Material for this exercise:
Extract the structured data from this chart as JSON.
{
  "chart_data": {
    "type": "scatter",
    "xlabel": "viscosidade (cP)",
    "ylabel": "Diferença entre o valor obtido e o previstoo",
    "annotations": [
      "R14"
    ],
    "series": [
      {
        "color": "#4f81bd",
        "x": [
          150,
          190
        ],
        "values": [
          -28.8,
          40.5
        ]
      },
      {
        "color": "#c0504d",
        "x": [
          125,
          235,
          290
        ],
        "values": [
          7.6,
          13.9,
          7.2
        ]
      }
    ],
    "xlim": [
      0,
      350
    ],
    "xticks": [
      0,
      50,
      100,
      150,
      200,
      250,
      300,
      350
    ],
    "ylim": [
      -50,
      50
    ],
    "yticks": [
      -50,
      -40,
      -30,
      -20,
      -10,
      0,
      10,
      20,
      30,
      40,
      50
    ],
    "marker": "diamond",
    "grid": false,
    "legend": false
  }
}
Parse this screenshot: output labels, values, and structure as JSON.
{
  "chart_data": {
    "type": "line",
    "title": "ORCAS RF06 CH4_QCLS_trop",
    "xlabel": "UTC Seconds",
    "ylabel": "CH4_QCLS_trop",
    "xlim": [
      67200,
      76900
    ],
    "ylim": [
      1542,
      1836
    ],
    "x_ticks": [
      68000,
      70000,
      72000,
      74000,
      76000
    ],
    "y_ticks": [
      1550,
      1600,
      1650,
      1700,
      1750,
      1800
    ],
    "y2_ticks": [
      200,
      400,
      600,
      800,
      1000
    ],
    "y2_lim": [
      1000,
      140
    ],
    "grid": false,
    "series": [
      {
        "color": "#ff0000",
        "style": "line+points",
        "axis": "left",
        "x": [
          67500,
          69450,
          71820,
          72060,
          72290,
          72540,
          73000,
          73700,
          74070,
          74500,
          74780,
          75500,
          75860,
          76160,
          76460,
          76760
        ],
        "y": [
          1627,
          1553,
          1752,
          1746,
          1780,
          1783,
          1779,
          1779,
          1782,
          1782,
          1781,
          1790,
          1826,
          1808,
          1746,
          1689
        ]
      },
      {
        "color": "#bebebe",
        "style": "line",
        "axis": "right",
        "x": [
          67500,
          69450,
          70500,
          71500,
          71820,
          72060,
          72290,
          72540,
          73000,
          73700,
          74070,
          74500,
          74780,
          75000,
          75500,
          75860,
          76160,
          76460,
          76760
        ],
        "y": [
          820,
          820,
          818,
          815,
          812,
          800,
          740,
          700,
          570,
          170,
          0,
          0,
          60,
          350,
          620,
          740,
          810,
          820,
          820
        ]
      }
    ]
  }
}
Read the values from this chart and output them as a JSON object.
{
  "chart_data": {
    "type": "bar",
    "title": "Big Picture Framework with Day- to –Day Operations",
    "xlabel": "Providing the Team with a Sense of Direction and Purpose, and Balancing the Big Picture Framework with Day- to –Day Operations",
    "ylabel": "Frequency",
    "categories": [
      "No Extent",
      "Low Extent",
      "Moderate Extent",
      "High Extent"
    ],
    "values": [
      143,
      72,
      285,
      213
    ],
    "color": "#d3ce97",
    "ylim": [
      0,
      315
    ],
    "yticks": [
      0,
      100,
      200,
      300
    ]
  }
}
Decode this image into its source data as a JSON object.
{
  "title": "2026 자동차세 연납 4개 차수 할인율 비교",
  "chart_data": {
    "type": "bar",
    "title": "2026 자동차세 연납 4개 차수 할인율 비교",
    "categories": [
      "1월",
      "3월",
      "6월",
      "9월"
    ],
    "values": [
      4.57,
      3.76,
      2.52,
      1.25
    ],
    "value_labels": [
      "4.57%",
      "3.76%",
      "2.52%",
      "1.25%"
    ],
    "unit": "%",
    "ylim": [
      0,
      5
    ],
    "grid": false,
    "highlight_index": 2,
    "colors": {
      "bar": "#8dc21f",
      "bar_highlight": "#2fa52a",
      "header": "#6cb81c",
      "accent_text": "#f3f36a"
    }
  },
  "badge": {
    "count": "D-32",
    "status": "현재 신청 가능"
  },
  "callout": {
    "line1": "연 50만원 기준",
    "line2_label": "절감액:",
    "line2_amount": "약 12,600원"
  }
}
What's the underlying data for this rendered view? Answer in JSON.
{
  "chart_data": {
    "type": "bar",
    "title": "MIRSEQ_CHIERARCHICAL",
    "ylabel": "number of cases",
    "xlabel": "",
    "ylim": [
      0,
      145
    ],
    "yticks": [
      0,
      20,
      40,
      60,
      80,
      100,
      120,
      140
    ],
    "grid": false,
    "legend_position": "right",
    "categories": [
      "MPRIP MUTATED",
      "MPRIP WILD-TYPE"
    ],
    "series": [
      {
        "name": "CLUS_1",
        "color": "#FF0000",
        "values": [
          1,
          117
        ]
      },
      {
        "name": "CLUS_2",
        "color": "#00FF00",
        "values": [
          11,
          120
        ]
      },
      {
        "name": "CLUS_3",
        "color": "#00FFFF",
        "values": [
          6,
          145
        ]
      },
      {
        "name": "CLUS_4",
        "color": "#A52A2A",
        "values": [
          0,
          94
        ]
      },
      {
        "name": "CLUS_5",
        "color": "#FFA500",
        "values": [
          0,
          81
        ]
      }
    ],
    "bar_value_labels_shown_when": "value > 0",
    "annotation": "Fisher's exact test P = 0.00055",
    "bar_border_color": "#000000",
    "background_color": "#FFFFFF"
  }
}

Task goal: Locate all lines holding the word "from", then copy them out.

Expected output:
Extract the structured data from this chart as JSON.
Read the values from this chart and output them as a JSON object.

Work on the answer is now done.